● **EXERCISE**:
Go through the records and give each one again exactly.

● **INPUT FOR THIS TASK**:
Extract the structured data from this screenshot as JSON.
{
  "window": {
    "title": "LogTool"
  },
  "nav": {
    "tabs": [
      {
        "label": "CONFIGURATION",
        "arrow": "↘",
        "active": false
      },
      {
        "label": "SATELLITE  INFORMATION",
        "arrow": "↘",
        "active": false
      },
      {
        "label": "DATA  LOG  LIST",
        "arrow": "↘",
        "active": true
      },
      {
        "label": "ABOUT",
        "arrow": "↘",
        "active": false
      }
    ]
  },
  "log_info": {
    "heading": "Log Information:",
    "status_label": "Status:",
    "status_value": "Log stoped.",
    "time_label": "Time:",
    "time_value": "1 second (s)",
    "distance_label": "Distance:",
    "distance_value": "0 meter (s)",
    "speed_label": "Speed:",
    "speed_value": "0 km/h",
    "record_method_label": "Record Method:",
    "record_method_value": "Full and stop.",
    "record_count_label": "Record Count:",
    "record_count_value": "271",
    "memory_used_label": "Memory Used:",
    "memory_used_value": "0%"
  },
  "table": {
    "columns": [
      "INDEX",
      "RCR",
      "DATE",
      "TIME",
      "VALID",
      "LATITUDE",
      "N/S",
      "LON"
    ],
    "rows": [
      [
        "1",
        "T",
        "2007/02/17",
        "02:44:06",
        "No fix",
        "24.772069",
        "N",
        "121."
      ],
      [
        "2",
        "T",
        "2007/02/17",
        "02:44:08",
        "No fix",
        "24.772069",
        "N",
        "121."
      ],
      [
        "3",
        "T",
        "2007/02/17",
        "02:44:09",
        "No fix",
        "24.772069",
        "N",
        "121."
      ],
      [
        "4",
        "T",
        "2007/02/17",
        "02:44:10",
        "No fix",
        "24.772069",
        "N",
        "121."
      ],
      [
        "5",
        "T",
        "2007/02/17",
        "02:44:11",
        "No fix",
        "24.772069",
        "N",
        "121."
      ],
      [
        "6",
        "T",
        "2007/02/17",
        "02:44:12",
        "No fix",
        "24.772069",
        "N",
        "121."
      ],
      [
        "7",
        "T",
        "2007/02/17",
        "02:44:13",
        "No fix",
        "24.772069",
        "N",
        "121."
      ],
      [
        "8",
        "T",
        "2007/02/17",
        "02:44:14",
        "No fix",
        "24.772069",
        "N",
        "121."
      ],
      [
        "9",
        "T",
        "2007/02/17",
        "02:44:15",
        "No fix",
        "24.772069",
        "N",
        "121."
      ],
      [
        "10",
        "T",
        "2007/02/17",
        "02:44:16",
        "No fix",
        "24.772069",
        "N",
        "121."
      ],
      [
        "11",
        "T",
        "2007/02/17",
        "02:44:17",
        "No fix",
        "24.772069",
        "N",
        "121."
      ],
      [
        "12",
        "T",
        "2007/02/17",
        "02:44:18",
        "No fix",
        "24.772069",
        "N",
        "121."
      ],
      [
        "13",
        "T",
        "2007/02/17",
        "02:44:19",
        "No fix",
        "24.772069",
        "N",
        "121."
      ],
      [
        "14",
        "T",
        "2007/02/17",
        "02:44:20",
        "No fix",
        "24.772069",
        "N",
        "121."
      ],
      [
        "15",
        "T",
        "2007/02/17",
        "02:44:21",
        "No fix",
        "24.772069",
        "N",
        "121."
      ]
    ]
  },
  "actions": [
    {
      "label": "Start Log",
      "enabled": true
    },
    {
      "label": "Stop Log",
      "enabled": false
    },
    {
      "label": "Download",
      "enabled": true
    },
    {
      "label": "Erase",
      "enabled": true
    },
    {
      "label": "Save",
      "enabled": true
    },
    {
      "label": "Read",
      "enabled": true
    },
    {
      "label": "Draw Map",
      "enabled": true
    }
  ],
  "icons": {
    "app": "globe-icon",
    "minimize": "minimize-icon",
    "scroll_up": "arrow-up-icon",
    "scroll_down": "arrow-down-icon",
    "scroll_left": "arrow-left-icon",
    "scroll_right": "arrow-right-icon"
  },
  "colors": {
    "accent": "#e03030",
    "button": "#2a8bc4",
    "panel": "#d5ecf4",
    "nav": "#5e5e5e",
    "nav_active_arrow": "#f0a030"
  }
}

● **WRITTEN ANSWER**:
Extract the structured data from this screenshot as JSON.
{
  "window": {
    "title": "LogTool"
  },
  "nav": {
    "tabs": [
      {
        "label": "CONFIGURATION",
        "arrow": "↘",
        "active": false
      },
      {
        "label": "SATELLITE  INFORMATION",
        "arrow": "↘",
        "active": false
      },
      {
        "label": "DATA  LOG  LIST",
        "arrow": "↘",
        "active": true
      },
      {
        "label": "ABOUT",
        "arrow": "↘",
        "active": false
      }
    ]
  },
  "log_info": {
    "heading": "Log Information:",
    "status_label": "Status:",
    "status_value": "Log stoped.",
    "time_label": "Time:",
    "time_value": "1 second (s)",
    "distance_label": "Distance:",
    "distance_value": "0 meter (s)",
    "speed_label": "Speed:",
    "speed_value": "0 km/h",
    "record_method_label": "Record Method:",
    "record_method_value": "Full and stop.",
    "record_count_label": "Record Count:",
    "record_count_value": "271",
    "memory_used_label": "Memory Used:",
    "memory_used_value": "0%"
  },
  "table": {
    "columns": [
      "INDEX",
      "RCR",
      "DATE",
      "TIME",
      "VALID",
      "LATITUDE",
      "N/S",
      "LON"
    ],
    "rows": [
      [
        "1",
        "T",
        "2007/02/17",
        "02:44:06",
        "No fix",
        "24.772069",
        "N",
        "121."
      ],
      [
        "2",
        "T",
        "2007/02/17",
        "02:44:08",
        "No fix",
        "24.772069",
        "N",
        "121."
      ],
      [
        "3",
        "T",
        "2007/02/17",
        "02:44:09",
        "No fix",
        "24.772069",
        "N",
        "121."
      ],
      [
        "4",
        "T",
        "2007/02/17",
        "02:44:10",
        "No fix",
        "24.772069",
        "N",
        "121."
      ],
      [
        "5",
        "T",
        "2007/02/17",
        "02:44:11",
        "No fix",
        "24.772069",
        "N",
        "121."
      ],
      [
        "6",
        "T",
        "2007/02/17",
        "02:44:12",
        "No fix",
        "24.772069",
        "N",
        "121."
      ],
      [
        "7",
        "T",
        "2007/02/17",
        "02:44:13",
        "No fix",
        "24.772069",
        "N",
        "121."
      ],
      [
        "8",
        "T",
        "2007/02/17",
        "02:44:14",
        "No fix",
        "24.772069",
        "N",
        "121."
      ],
      [
        "9",
        "T",
        "2007/02/17",
        "02:44:15",
        "No fix",
        "24.772069",
        "N",
        "121."
      ],
      [
        "10",
        "T",
        "2007/02/17",
        "02:44:16",
        "No fix",
        "24.772069",
        "N",
        "121."
      ],
      [
        "11",
        "T",
        "2007/02/17",
        "02:44:17",
        "No fix",
        "24.772069",
        "N",
        "121."
      ],
      [
        "12",
        "T",
        "2007/02/17",
        "02:44:18",
        "No fix",
        "24.772069",
        "N",
        "121."
      ],
      [
        "13",
        "T",
        "2007/02/17",
        "02:44:19",
        "No fix",
        "24.772069",
        "N",
        "121."
      ],
      [
        "14",
        "T",
        "2007/02/17",
        "02:44:20",
        "No fix",
        "24.772069",
        "N",
        "121."
      ],
      [
        "15",
        "T",
        "2007/02/17",
        "02:44:21",
        "No fix",
        "24.772069",
        "N",
        "121."
      ]
    ]
  },
  "actions": [
    {
      "label": "Start Log",
      "enabled": true
    },
    {
      "label": "Stop Log",
      "enabled": false
    },
    {
      "label": "Download",
      "enabled": true
    },
    {
      "label": "Erase",
      "enabled": true
    },
    {
      "label": "Save",
      "enabled": true
    },
    {
      "label": "Read",
      "enabled": true
    },
    {
      "label": "Draw Map",
      "enabled": true
    }
  ],
  "icons": {
    "app": "globe-icon",
    "minimize": "minimize-icon",
    "scroll_up": "arrow-up-icon",
    "scroll_down": "arrow-down-icon",
    "scroll_left": "arrow-left-icon",
    "scroll_right": "arrow-right-icon"
  },
  "colors": {
    "accent": "#e03030",
    "button": "#2a8bc4",
    "panel": "#d5ecf4",
    "nav": "#5e5e5e",
    "nav_active_arrow": "#f0a030"
  }
}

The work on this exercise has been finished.